#### RAW DATA
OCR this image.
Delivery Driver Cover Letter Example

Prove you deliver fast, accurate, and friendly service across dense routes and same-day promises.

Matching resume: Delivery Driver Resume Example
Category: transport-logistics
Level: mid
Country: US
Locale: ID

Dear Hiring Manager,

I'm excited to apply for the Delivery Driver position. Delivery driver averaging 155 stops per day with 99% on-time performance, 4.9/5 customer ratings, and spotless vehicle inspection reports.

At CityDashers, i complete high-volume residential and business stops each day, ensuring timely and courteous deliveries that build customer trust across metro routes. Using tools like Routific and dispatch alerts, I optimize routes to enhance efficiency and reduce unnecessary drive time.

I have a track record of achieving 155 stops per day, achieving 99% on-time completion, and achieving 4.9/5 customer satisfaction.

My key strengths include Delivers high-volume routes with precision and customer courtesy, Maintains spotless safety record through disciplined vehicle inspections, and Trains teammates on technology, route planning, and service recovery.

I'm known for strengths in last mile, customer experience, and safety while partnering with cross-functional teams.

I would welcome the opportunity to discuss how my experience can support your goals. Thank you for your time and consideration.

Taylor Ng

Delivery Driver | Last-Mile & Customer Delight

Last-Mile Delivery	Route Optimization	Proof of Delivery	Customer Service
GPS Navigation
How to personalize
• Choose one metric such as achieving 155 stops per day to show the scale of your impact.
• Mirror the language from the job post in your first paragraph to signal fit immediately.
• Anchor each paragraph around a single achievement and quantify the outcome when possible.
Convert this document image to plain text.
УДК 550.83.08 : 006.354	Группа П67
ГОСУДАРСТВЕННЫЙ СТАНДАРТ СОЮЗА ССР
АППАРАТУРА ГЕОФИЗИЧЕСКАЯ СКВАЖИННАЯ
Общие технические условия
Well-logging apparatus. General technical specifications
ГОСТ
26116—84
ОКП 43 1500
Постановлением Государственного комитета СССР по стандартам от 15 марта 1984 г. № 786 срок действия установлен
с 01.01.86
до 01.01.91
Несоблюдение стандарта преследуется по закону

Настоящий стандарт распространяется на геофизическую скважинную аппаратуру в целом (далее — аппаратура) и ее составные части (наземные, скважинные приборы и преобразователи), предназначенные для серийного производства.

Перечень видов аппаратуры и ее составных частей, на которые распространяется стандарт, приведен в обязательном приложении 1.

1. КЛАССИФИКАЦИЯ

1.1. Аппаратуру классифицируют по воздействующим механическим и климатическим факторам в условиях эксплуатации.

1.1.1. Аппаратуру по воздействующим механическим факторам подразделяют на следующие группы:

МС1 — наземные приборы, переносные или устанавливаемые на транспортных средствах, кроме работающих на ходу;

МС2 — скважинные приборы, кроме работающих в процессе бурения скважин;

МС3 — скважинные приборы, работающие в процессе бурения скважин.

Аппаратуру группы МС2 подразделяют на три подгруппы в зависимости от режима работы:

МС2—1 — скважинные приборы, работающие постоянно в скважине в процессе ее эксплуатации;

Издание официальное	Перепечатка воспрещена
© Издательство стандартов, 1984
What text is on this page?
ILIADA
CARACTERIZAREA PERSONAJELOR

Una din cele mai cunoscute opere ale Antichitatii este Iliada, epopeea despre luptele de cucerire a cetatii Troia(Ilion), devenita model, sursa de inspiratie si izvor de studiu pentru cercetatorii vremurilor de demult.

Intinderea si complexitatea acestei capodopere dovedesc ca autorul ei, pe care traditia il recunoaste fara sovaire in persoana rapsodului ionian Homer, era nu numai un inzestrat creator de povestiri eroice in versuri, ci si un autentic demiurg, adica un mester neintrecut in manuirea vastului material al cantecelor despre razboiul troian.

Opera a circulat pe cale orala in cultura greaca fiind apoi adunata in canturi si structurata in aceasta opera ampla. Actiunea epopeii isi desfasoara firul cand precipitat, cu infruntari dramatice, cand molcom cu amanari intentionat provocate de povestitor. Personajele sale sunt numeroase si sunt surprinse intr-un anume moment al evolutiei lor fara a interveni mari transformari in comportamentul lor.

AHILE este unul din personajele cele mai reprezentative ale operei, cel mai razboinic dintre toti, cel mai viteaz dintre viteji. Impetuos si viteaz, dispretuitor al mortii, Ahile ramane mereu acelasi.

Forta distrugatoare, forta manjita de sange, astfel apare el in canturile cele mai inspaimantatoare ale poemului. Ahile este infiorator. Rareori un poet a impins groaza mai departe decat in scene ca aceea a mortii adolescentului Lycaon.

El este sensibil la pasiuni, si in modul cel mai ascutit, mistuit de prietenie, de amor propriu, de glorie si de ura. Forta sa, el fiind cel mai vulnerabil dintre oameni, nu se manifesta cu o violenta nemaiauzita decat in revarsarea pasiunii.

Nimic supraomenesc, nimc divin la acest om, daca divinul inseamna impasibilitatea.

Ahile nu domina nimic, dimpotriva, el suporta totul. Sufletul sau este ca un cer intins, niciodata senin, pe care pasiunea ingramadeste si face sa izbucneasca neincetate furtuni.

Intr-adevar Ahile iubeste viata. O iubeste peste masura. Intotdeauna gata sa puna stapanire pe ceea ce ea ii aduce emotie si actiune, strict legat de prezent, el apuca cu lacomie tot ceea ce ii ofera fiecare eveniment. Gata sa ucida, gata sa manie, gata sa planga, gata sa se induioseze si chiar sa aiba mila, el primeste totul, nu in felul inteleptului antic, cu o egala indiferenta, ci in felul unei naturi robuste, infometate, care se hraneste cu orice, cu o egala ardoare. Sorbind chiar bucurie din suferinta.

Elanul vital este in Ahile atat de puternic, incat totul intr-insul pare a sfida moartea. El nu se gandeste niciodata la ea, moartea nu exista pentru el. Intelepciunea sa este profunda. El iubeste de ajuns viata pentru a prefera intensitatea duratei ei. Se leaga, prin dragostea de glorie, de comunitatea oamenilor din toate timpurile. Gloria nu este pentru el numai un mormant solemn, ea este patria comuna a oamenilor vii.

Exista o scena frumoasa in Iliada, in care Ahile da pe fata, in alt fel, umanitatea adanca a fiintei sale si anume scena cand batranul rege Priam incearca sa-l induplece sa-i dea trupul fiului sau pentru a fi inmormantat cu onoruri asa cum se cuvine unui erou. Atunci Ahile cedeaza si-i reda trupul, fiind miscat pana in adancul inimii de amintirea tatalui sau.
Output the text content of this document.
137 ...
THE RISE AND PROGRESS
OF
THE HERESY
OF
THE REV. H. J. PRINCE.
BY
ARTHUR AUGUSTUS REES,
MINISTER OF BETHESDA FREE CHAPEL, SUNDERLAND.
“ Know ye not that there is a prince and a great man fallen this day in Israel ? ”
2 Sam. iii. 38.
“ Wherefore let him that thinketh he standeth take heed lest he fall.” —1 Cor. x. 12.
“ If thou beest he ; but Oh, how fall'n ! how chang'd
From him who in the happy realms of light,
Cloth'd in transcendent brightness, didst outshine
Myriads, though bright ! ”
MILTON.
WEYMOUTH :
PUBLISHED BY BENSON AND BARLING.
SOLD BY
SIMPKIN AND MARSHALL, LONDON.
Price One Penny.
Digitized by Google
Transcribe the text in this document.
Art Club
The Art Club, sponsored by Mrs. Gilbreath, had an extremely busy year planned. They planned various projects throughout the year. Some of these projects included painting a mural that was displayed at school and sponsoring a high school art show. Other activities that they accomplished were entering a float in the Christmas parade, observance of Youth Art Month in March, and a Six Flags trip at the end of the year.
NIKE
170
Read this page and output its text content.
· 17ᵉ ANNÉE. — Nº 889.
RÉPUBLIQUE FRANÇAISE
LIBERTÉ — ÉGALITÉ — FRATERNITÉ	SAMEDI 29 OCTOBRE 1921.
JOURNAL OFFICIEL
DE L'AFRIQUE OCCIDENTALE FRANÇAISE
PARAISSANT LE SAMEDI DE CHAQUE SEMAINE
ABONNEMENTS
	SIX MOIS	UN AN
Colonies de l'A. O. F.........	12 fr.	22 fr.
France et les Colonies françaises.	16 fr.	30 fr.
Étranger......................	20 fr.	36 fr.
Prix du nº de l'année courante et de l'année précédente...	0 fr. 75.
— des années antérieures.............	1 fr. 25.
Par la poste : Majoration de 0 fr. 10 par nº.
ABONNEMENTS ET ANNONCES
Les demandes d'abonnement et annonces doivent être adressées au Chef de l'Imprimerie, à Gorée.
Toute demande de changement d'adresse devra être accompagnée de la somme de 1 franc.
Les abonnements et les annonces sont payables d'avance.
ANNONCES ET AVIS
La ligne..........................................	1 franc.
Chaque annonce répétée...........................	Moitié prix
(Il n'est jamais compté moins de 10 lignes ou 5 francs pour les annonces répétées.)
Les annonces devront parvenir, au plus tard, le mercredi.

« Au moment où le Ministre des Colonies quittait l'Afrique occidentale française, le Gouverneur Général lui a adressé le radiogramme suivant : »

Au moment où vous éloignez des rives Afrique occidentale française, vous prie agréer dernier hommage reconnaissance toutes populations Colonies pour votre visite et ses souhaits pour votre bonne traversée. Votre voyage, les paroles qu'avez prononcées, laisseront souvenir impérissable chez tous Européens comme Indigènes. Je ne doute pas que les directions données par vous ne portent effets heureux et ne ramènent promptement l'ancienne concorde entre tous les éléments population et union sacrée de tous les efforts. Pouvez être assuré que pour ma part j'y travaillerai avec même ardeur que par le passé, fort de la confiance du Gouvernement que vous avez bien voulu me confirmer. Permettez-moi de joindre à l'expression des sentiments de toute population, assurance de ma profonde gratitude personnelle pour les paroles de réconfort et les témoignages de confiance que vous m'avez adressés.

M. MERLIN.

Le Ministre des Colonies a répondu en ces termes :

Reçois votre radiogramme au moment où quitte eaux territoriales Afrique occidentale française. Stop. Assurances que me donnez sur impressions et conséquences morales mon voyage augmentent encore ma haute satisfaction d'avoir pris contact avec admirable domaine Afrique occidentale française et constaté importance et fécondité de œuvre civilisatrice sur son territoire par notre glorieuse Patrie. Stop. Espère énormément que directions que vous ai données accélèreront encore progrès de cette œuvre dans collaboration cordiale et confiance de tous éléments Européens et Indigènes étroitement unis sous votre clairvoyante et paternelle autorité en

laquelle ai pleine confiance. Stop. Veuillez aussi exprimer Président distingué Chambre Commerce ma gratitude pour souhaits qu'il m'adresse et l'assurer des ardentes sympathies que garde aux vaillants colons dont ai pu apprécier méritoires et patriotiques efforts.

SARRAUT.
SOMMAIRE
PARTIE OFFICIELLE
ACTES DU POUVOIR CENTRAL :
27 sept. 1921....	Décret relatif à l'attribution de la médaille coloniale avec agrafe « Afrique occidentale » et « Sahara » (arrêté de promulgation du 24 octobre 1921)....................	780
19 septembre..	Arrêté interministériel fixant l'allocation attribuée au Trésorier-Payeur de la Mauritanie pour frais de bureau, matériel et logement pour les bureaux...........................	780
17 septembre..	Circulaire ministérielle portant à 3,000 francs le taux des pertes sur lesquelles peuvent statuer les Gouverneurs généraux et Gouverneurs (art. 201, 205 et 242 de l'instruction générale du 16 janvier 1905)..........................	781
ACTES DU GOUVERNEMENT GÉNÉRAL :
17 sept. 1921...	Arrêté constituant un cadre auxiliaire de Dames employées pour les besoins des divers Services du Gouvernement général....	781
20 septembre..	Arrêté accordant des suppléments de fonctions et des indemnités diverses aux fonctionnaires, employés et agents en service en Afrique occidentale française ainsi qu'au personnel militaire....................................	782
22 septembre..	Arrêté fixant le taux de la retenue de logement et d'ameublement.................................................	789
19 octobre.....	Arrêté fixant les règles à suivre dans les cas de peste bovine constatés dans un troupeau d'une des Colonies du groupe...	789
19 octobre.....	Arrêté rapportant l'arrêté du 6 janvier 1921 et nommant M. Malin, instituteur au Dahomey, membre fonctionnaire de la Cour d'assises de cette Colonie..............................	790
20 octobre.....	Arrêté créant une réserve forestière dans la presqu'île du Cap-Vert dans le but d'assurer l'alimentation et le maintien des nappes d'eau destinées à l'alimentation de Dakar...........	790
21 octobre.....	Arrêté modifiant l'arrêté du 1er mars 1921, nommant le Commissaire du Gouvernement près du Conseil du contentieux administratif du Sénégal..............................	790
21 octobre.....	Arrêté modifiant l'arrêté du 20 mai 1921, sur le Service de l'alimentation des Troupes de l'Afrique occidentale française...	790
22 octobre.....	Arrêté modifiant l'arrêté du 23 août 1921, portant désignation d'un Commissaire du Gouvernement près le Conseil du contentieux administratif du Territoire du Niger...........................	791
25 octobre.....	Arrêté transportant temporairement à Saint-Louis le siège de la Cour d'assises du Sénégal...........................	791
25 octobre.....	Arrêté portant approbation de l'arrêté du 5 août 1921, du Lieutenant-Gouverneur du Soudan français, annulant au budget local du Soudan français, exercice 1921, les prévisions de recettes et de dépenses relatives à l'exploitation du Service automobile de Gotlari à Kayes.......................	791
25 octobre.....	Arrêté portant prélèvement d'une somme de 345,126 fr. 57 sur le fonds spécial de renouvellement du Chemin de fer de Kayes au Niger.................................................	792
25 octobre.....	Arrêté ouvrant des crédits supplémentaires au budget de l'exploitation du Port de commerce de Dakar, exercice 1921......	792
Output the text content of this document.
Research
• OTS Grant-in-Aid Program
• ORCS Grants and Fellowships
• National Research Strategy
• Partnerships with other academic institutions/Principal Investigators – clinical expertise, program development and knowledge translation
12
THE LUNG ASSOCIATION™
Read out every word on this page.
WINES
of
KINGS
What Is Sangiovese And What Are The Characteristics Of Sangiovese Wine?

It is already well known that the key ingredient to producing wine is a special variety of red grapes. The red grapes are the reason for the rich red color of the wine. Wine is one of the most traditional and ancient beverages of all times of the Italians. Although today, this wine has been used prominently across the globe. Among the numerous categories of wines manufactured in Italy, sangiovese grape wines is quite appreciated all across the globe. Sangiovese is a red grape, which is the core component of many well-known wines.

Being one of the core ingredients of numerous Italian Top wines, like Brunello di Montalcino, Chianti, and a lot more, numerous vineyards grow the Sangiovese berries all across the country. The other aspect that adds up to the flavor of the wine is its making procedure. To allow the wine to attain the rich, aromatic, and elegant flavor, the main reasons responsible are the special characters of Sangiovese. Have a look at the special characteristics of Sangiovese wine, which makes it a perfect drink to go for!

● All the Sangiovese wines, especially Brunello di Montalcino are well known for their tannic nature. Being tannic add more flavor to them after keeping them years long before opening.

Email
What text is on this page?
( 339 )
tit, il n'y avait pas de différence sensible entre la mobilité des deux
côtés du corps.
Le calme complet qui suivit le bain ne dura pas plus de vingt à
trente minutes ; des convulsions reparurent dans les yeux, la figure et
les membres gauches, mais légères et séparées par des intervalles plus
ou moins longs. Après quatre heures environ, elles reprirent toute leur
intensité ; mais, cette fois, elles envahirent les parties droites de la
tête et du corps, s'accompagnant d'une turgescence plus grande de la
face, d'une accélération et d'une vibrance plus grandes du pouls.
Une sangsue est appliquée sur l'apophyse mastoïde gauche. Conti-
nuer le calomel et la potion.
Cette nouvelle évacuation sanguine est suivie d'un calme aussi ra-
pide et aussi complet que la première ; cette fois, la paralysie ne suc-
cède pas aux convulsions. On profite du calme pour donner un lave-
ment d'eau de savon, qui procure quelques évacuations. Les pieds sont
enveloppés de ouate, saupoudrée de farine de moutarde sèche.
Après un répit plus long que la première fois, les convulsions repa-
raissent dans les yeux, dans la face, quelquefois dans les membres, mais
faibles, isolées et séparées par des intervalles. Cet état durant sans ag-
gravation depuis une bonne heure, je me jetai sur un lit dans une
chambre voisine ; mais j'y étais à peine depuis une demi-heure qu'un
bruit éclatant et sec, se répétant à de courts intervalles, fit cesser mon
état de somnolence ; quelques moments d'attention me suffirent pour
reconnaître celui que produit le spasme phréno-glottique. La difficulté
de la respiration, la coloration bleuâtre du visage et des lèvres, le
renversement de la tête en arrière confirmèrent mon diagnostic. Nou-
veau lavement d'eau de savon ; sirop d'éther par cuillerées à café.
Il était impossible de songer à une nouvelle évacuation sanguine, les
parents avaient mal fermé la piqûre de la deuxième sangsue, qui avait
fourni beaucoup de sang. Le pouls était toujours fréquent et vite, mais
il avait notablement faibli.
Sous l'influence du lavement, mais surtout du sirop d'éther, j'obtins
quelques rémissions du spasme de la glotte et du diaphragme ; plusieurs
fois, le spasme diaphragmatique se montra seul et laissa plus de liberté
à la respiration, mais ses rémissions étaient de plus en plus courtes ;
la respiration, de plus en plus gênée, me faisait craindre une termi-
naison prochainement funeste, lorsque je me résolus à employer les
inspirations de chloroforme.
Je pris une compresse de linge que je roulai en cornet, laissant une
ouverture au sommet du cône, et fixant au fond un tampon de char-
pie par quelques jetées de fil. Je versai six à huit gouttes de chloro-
########
* EXERCISE TASK
Go through the preceding material and copy each line that has the word "rémissions".

* WRITTEN ANSWER
quelques rémissions du spasme de la glotte et du diaphragme ; plusieurs
à la respiration, mais ses rémissions étaient de plus en plus courtes ;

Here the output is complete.